:: Aim of the task ::
From the records below, copy every line that contains the word "mybatis".

:: Records shown ::
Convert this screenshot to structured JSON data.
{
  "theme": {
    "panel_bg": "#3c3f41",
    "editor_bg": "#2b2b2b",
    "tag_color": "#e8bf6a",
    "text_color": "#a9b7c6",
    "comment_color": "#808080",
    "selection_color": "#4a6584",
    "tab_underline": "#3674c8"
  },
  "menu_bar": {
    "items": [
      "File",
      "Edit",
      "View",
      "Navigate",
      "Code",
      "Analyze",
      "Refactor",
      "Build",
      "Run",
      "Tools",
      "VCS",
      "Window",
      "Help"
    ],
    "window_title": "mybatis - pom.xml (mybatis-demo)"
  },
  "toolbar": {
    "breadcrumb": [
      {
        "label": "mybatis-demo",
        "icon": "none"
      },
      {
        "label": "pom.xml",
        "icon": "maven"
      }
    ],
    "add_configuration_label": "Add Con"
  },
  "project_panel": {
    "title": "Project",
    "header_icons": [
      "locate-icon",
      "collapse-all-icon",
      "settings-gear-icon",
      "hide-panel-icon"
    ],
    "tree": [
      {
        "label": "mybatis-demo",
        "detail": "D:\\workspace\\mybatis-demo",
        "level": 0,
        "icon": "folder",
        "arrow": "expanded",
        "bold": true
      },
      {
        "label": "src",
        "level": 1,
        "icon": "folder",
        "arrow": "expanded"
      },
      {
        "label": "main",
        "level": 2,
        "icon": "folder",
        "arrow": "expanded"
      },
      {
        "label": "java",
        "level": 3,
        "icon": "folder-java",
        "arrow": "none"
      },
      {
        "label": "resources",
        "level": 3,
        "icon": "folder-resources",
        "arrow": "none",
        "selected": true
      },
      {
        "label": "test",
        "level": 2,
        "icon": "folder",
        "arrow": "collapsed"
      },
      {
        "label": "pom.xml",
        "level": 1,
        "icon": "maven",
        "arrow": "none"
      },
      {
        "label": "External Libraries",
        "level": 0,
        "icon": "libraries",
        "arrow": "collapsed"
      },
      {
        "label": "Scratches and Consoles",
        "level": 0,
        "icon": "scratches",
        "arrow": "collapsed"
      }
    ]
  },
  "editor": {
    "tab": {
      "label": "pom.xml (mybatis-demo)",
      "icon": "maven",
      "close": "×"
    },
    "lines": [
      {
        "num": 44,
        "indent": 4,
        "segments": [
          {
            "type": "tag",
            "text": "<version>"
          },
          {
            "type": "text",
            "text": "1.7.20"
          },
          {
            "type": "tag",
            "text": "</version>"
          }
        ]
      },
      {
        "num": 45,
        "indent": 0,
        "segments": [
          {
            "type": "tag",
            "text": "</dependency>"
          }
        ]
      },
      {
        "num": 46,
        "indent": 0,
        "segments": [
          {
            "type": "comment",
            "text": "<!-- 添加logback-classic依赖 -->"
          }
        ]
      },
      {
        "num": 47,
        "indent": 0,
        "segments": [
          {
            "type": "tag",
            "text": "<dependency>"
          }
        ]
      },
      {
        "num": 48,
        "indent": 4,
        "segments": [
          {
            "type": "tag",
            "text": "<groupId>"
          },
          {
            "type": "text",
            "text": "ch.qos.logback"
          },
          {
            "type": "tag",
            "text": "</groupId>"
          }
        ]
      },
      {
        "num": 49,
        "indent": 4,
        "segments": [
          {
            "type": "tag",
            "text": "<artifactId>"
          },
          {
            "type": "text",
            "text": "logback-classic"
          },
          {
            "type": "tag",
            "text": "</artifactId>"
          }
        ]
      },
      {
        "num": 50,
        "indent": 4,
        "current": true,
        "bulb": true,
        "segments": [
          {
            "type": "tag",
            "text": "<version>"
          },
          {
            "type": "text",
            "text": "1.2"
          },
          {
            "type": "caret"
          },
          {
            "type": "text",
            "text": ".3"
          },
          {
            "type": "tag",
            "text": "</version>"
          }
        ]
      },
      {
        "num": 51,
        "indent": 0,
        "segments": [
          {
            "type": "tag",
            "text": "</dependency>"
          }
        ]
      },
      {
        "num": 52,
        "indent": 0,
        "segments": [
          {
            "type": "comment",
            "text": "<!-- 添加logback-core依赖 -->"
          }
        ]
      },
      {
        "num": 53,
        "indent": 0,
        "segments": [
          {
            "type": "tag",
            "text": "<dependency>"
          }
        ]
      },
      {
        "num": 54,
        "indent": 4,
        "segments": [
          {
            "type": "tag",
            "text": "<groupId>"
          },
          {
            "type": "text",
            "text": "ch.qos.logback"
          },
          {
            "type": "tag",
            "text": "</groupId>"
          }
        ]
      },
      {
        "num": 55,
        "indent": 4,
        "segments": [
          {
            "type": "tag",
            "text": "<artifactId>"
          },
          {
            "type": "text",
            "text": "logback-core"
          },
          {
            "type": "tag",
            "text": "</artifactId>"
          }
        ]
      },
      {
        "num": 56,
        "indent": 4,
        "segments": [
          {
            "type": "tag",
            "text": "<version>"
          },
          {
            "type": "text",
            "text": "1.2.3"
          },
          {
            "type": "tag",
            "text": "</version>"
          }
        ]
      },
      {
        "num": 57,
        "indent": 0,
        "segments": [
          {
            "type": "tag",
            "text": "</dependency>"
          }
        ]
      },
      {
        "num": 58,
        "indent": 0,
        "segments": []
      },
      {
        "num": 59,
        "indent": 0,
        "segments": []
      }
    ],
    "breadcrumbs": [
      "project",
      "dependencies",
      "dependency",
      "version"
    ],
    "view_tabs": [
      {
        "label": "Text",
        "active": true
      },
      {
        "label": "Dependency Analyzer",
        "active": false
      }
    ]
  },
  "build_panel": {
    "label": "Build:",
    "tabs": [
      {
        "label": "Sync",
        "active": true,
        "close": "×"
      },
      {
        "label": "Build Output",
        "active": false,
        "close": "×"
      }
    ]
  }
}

:: Final answer ::
    "window_title": "mybatis - pom.xml (mybatis-demo)"
        "label": "mybatis-demo",
        "label": "mybatis-demo",
        "detail": "D:\\workspace\\mybatis-demo",
      "label": "pom.xml (mybatis-demo)",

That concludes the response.